Extracto de la página
Recientemente vi en Facebook las imágenes de una solemne celebración de la eucaristía en una iglesia romana. Presidida por un cardenal, todo era muy solemne. Monaguillos, acólitos, diáconos, presbíteros. Mucho clérigo joven con roquete de exquisitas puntillas, perfectamente almidonadas sobre el alba del hábito, las manos juntas, a la altura exacta y precisa. Los diáconos con ricas dalmáticas bordadas en oro; el cardenal que presidía con una casulla de guitarra, también bordada con fino oro. Todo ello en un marco reluciente, aderezado con olorosos y abundantes inciensos. El presbiterio flanqueado por sendos policías y en la segunda o tercera fila, donde se supone estaría el pueblo fiel, una mujer, intuyo que oficial de la policía con su uniforme de gala.

Una de las fotos nos muestra de pronto algo de lo que no me había dado cuenta: todos los varones (era el momento de la consagración), el cardenal que presidía con la sagrada hostia en alto, los demás presbíteros, diáconos, maestro de ceremonias, acólitos, etc., de espaldas frente al altar adosado, celebrando la eucaristía de espaldas al pueblo.

He de confesar que me quedé un tanto perplejo. ¿Sorpresa? No lo sé. Estás cosas ya no deberían sorprender. Mas bien me quedé con un sentimiento de tristeza, de estar fuera de juego, de no pertenencia. ¿Qué estaba pasando ahí? ¿Qué mensaje se transmitía o quería transmitir? ¿Y a quiénes? Me parecía estar viendo algo totalmente fuera de la realidad, de la vida real, de la gente real, de espaldas al pueblo de Dios.

Cuando recuerdo lo vivido en España y en la Iglesia española durante la transición, y en las décadas de los 80, incluso de los 90. Cuando pienso en la formación que recibimos los jóvenes frailes entonces de nuestros formadores y de las comunidades de formación de San Gregorio (Valladolid) y Sotomayor (Salamanca), me pregunto si todo fue un simulacro, si mereció la pena tanto navegar para llegar a este puerto. Claro que son otros tiempos, claro que la sociedad ha cambiado, claro que… Pero no reconozco está actitud de huida, de refugiarse en tan dudosas seguridades; entonces se hablaba de una Iglesia capaz de vivir en la intemperie, de una liturgia con y para pueblo, de un lenguaje entendible, de unos signos realmente significativos.

Lo que reflejaban las imágenes de esa iglesia romana ¿de qué Iglesia nos hablan?, ¿qué tipo de vida consagrada propugnan?, ¿a quién sirven? De verdad que no reconozco en ellas una Iglesia ‘hospital de campaña’, una ‘Iglesia en salida’, y una Iglesia Pueblo de Dios.

Enunciado
Devuelve sin modificaciones el pasaje del extracto que va de "Una de las fotos" a "espaldas al pueblo.", ambos inclusive. Los datos que siguen constituyen un material independiente del extracto.

Registros de una colección de datos:

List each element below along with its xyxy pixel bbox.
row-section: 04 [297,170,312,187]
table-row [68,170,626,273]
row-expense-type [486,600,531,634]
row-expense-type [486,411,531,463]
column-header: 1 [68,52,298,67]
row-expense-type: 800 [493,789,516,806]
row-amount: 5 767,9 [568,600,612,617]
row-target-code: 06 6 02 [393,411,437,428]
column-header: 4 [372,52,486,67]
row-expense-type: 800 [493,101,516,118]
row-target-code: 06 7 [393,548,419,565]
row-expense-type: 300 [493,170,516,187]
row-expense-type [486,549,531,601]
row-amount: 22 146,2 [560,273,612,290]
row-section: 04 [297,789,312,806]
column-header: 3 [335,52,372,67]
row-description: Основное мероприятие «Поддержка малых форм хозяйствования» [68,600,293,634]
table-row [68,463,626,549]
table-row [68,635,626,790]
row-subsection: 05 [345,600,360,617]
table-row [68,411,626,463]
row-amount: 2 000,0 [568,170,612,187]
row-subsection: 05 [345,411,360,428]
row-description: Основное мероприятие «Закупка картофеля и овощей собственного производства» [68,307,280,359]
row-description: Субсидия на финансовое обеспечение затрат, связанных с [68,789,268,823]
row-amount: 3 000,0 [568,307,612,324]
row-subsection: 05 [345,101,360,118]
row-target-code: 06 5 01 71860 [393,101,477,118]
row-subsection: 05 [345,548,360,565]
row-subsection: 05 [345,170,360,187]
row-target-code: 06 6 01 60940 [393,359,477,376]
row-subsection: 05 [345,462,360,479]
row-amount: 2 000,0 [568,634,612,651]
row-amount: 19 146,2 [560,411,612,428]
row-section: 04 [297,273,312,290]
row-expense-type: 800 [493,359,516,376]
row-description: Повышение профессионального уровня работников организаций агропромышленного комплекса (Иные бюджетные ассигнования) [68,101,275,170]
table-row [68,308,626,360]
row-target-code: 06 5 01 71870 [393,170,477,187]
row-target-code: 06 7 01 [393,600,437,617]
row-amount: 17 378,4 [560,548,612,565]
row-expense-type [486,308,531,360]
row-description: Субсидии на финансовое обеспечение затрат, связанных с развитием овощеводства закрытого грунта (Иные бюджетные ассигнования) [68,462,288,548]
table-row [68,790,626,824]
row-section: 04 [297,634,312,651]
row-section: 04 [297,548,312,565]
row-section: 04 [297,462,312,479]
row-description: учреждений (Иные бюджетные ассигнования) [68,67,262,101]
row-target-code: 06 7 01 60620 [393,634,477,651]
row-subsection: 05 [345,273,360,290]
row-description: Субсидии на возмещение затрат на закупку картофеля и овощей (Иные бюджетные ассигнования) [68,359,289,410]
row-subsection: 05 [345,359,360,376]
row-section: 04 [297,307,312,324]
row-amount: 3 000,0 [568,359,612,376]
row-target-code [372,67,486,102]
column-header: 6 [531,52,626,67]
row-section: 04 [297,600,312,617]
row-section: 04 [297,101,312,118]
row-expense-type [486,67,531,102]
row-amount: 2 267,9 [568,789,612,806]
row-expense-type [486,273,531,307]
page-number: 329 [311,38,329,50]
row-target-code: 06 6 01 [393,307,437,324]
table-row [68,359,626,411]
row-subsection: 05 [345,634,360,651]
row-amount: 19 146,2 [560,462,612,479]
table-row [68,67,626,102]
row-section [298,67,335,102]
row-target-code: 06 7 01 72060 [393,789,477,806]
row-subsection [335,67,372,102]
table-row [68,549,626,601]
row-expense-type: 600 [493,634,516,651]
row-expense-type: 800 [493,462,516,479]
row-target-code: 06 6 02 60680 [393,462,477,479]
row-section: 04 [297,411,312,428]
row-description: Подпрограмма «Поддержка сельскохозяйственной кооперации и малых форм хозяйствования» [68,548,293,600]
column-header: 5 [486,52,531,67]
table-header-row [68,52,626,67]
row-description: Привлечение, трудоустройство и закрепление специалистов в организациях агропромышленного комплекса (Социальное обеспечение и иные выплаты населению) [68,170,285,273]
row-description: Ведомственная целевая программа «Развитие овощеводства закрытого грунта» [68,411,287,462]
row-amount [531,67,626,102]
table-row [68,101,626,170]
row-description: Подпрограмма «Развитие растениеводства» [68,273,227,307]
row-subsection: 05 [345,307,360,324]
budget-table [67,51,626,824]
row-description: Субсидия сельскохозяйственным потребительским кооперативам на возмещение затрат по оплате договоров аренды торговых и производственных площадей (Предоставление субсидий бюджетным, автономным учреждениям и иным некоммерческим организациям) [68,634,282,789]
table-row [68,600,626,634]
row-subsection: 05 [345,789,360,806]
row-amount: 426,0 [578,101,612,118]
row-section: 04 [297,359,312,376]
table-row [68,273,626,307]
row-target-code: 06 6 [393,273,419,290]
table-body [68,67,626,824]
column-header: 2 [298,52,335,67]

Solución del ejercicio
Una de las fotos nos muestra de pronto algo de lo que no me había dado cuenta: todos los varones (era el momento de la consagración), el cardenal que presidía con la sagrada hostia en alto, los demás presbíteros, diáconos, maestro de ceremonias, acólitos, etc., de espaldas frente al altar adosado, celebrando la eucaristía de espaldas al pueblo.